Goal —
Please return every line of the records below without any change, character for character.

Labeled region entries —
++++
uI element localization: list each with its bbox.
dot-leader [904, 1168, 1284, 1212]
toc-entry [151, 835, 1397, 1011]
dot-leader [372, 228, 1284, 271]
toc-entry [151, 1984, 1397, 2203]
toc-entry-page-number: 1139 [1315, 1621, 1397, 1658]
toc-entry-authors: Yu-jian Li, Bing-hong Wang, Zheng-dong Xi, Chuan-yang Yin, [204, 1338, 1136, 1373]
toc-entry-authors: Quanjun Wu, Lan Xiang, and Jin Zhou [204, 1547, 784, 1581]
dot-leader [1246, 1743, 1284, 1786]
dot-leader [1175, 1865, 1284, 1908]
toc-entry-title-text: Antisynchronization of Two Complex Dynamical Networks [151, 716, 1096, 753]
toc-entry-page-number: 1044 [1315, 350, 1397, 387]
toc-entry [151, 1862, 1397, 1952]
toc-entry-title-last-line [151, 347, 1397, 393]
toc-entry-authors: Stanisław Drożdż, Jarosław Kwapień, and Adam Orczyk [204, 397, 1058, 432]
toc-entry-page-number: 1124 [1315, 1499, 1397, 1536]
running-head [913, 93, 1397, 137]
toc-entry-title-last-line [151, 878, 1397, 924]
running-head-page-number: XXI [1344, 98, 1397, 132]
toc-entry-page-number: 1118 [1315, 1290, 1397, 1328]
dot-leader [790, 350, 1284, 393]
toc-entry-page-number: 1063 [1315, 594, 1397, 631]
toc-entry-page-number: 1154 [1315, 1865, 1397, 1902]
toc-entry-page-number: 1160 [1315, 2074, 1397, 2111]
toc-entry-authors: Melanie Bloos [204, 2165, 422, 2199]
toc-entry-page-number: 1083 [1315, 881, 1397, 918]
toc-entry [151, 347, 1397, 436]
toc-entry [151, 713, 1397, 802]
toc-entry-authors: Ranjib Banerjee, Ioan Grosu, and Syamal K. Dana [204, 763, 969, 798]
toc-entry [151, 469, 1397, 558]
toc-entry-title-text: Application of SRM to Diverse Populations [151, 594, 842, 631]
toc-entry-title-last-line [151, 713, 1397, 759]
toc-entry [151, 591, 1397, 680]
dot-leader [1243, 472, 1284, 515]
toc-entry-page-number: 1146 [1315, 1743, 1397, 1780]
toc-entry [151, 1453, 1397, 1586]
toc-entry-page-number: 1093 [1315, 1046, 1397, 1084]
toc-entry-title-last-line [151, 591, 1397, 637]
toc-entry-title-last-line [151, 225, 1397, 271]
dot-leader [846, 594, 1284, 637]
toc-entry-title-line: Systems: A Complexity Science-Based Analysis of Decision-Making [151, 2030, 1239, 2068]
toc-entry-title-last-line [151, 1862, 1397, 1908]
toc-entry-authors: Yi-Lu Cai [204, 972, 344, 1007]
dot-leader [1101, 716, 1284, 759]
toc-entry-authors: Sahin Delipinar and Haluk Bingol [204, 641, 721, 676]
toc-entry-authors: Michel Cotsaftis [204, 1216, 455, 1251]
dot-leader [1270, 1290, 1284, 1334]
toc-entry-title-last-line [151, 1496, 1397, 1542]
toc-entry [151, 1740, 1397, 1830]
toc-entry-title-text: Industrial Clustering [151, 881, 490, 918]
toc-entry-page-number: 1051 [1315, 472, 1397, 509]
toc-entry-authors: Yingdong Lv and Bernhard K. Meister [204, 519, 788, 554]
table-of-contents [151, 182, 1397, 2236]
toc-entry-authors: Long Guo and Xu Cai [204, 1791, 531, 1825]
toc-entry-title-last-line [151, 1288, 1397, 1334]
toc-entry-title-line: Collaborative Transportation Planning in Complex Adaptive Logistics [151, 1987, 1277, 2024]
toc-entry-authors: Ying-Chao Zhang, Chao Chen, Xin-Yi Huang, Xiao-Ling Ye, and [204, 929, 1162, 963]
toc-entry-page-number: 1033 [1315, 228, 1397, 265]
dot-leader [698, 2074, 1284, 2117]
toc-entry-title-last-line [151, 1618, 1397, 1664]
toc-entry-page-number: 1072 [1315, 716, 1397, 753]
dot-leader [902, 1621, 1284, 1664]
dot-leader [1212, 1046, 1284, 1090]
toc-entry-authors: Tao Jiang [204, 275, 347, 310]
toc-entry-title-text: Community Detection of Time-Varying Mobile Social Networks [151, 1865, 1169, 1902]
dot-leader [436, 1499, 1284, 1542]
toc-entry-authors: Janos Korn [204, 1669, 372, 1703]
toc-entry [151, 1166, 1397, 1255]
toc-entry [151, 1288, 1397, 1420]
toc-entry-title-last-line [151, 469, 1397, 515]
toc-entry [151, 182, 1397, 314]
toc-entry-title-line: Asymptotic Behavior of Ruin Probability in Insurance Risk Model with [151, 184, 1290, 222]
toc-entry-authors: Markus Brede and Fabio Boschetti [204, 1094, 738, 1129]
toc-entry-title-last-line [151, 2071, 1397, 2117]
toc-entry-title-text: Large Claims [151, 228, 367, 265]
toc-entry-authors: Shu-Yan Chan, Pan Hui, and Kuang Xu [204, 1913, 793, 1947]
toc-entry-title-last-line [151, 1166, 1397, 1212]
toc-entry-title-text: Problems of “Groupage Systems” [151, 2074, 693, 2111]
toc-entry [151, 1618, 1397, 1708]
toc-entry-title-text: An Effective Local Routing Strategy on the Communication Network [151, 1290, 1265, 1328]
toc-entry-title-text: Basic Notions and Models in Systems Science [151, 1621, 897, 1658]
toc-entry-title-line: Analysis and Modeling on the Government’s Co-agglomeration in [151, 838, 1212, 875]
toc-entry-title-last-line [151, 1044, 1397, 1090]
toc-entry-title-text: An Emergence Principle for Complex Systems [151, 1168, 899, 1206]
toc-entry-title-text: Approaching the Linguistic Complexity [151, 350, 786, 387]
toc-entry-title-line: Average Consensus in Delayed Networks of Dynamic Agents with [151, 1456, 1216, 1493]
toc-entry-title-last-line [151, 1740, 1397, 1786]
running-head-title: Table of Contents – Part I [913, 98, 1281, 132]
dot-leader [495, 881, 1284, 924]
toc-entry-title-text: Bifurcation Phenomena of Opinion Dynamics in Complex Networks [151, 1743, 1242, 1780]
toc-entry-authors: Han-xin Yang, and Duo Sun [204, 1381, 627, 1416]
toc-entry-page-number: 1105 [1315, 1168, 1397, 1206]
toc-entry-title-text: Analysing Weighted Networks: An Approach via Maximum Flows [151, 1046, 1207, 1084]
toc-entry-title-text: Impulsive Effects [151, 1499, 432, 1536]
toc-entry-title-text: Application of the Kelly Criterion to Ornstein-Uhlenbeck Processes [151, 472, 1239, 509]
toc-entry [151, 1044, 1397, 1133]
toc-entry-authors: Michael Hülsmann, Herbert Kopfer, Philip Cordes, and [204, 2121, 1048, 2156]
++++
Result —
uI element localization: list each with its bbox.
dot-leader [904, 1168, 1284, 1212]
toc-entry [151, 835, 1397, 1011]
dot-leader [372, 228, 1284, 271]
toc-entry [151, 1984, 1397, 2203]
toc-entry-page-number: 1139 [1315, 1621, 1397, 1658]
toc-entry-authors: Yu-jian Li, Bing-hong Wang, Zheng-dong Xi, Chuan-yang Yin, [204, 1338, 1136, 1373]
toc-entry-authors: Quanjun Wu, Lan Xiang, and Jin Zhou [204, 1547, 784, 1581]
dot-leader [1246, 1743, 1284, 1786]
dot-leader [1175, 1865, 1284, 1908]
toc-entry-title-text: Antisynchronization of Two Complex Dynamical Networks [151, 716, 1096, 753]
toc-entry-page-number: 1044 [1315, 350, 1397, 387]
toc-entry [151, 1862, 1397, 1952]
toc-entry-title-last-line [151, 347, 1397, 393]
toc-entry-authors: Stanisław Drożdż, Jarosław Kwapień, and Adam Orczyk [204, 397, 1058, 432]
toc-entry-page-number: 1124 [1315, 1499, 1397, 1536]
running-head [913, 93, 1397, 137]
toc-entry-title-last-line [151, 878, 1397, 924]
running-head-page-number: XXI [1344, 98, 1397, 132]
toc-entry-page-number: 1118 [1315, 1290, 1397, 1328]
dot-leader [790, 350, 1284, 393]
toc-entry-page-number: 1063 [1315, 594, 1397, 631]
toc-entry-page-number: 1154 [1315, 1865, 1397, 1902]
toc-entry-page-number: 1160 [1315, 2074, 1397, 2111]
toc-entry-authors: Melanie Bloos [204, 2165, 422, 2199]
toc-entry-page-number: 1083 [1315, 881, 1397, 918]
toc-entry [151, 347, 1397, 436]
toc-entry [151, 713, 1397, 802]
toc-entry-authors: Ranjib Banerjee, Ioan Grosu, and Syamal K. Dana [204, 763, 969, 798]
toc-entry [151, 469, 1397, 558]
toc-entry-title-text: Application of SRM to Diverse Populations [151, 594, 842, 631]
toc-entry-title-last-line [151, 713, 1397, 759]
toc-entry [151, 591, 1397, 680]
dot-leader [1243, 472, 1284, 515]
toc-entry-page-number: 1146 [1315, 1743, 1397, 1780]
toc-entry [151, 1453, 1397, 1586]
toc-entry-page-number: 1093 [1315, 1046, 1397, 1084]
toc-entry-title-last-line [151, 591, 1397, 637]
toc-entry-title-last-line [151, 225, 1397, 271]
dot-leader [846, 594, 1284, 637]
toc-entry-title-line: Systems: A Complexity Science-Based Analysis of Decision-Making [151, 2030, 1239, 2068]
toc-entry-title-last-line [151, 1862, 1397, 1908]
toc-entry-authors: Yi-Lu Cai [204, 972, 344, 1007]
dot-leader [1101, 716, 1284, 759]
toc-entry-authors: Sahin Delipinar and Haluk Bingol [204, 641, 721, 676]
toc-entry-authors: Michel Cotsaftis [204, 1216, 455, 1251]
dot-leader [1270, 1290, 1284, 1334]
toc-entry-title-last-line [151, 1496, 1397, 1542]
toc-entry [151, 1740, 1397, 1830]
toc-entry-title-text: Industrial Clustering [151, 881, 490, 918]
toc-entry-page-number: 1051 [1315, 472, 1397, 509]
toc-entry-authors: Yingdong Lv and Bernhard K. Meister [204, 519, 788, 554]
table-of-contents [151, 182, 1397, 2236]
toc-entry-authors: Long Guo and Xu Cai [204, 1791, 531, 1825]
toc-entry-title-last-line [151, 1288, 1397, 1334]
toc-entry-title-line: Collaborative Transportation Planning in Complex Adaptive Logistics [151, 1987, 1277, 2024]
toc-entry-authors: Ying-Chao Zhang, Chao Chen, Xin-Yi Huang, Xiao-Ling Ye, and [204, 929, 1162, 963]
toc-entry-page-number: 1033 [1315, 228, 1397, 265]
dot-leader [698, 2074, 1284, 2117]
toc-entry-title-last-line [151, 1618, 1397, 1664]
toc-entry-page-number: 1072 [1315, 716, 1397, 753]
dot-leader [902, 1621, 1284, 1664]
dot-leader [1212, 1046, 1284, 1090]
toc-entry-authors: Tao Jiang [204, 275, 347, 310]
toc-entry-title-text: Community Detection of Time-Varying Mobile Social Networks [151, 1865, 1169, 1902]
dot-leader [436, 1499, 1284, 1542]
toc-entry-authors: Janos Korn [204, 1669, 372, 1703]
toc-entry [151, 1166, 1397, 1255]
toc-entry [151, 1288, 1397, 1420]
toc-entry-title-last-line [151, 469, 1397, 515]
toc-entry [151, 182, 1397, 314]
toc-entry-title-line: Asymptotic Behavior of Ruin Probability in Insurance Risk Model with [151, 184, 1290, 222]
toc-entry-authors: Markus Brede and Fabio Boschetti [204, 1094, 738, 1129]
toc-entry-title-last-line [151, 2071, 1397, 2117]
toc-entry-title-text: Large Claims [151, 228, 367, 265]
toc-entry-authors: Shu-Yan Chan, Pan Hui, and Kuang Xu [204, 1913, 793, 1947]
toc-entry-title-last-line [151, 1166, 1397, 1212]
toc-entry-title-text: Problems of “Groupage Systems” [151, 2074, 693, 2111]
toc-entry [151, 1618, 1397, 1708]
toc-entry-title-text: An Effective Local Routing Strategy on the Communication Network [151, 1290, 1265, 1328]
toc-entry-title-text: Basic Notions and Models in Systems Science [151, 1621, 897, 1658]
toc-entry-title-line: Analysis and Modeling on the Government’s Co-agglomeration in [151, 838, 1212, 875]
toc-entry-title-last-line [151, 1044, 1397, 1090]
toc-entry-title-text: An Emergence Principle for Complex Systems [151, 1168, 899, 1206]
toc-entry-title-text: Approaching the Linguistic Complexity [151, 350, 786, 387]
toc-entry-title-line: Average Consensus in Delayed Networks of Dynamic Agents with [151, 1456, 1216, 1493]
toc-entry-title-last-line [151, 1740, 1397, 1786]
running-head-title: Table of Contents – Part I [913, 98, 1281, 132]
dot-leader [495, 881, 1284, 924]
toc-entry-title-text: Bifurcation Phenomena of Opinion Dynamics in Complex Networks [151, 1743, 1242, 1780]
toc-entry-authors: Han-xin Yang, and Duo Sun [204, 1381, 627, 1416]
toc-entry-page-number: 1105 [1315, 1168, 1397, 1206]
toc-entry-title-text: Analysing Weighted Networks: An Approach via Maximum Flows [151, 1046, 1207, 1084]
toc-entry-title-text: Impulsive Effects [151, 1499, 432, 1536]
toc-entry-title-text: Application of the Kelly Criterion to Ornstein-Uhlenbeck Processes [151, 472, 1239, 509]
toc-entry [151, 1044, 1397, 1133]
toc-entry-authors: Michael Hülsmann, Herbert Kopfer, Philip Cordes, and [204, 2121, 1048, 2156]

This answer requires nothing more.